Let $u$ and $v$ be fixed positive constants. Then the system of equations
$$x^2+y^2=u^2+v^2$$ and $$x^3+y^3=u^3+v^3$$
(A) has infinitely many positive solutions.
(B) the number of solutions be atmost countable.
(C) has only two solutions.
(D) it is not solvable.
Clearly the pairs $x=u, y=v$ satisfies both the equations. Also $x=v, y=u$ satisfy both the equations. So there are two solutions we get. How can we conclude that there are exactly two solutions or not ?
Any hint.?
On
I think you can get some intuition for this problem by using calculus. Since the second equation is a strictly decreasing function of $x$, and the graph of the first equation is clearly a bounded circle, it is not too difficult to check that there must be a finite number of solutions.
Note that by implicit differentiation, the slope of the graph of $x^2 + y^2 = u^2 + v^2$ is $y' = -\frac{x}{y}$ and similarly the slope of the graph of $x^3 + y^3 = u^3 + v^3$ is $y' = -\frac{x^2}{y^2}$. If $u \neq v$, WLOG assume that $u < v$. Then at the solution point $(x,y) = (u,v)$, the slope of the cubic graph is less negative than the slope of the circle graph and so it is leaving the circle; thus it must have entered the circle for some $x < u$, giving us another solution. A similar argument shows that there is another solution with $x > v$. We can conclude that there are 4 solutions, unless $u = v$ in which case there are 3.

---------------

**WRITTEN EXERCISE A:**
For each statement about the forum thread on the two equations in $x$ and $y$, answer yes or no depending on whether the thread agrees, and quote the words that decide it: (i) the pair $x=v, y=u$ satisfies both equations; (ii) the reply concludes that there are always exactly two solutions; (iii) the reply describes the graph of the first equation as a bounded circle.
**WRITTEN EXERCISE B:**
In the thread about this system of equations, what does the reply assume without loss of generality when $u \neq v$?
**WRITTEN EXERCISE C:**
Reproduce the passage of the equations thread starting at "(C) has only" and ending at "solutions or not ?".

**COLLECTED DATA:**
---------------

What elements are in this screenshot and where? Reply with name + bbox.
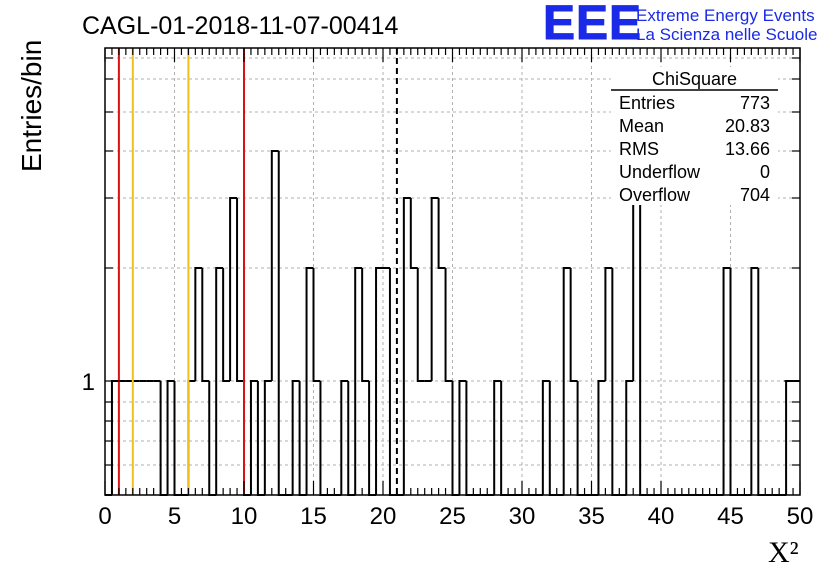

---------------

**EXERCISE RESPONSE A:**
(i) Yes: "Also $x=v, y=u$ satisfy both the equations."
(ii) No: "We can conclude that there are 4 solutions, unless $u = v$ in which case there are 3."
(iii) Yes: "the graph of the first equation is clearly a bounded circle"

**EXERCISE RESPONSE B:**
It assumes that $u < v$.

**EXERCISE RESPONSE C:**
(C) has only two solutions.
(D) it is not solvable.
Clearly the pairs $x=u, y=v$ satisfies both the equations. Also $x=v, y=u$ satisfy both the equations. So there are two solutions we get. How can we conclude that there are exactly two solutions or not ?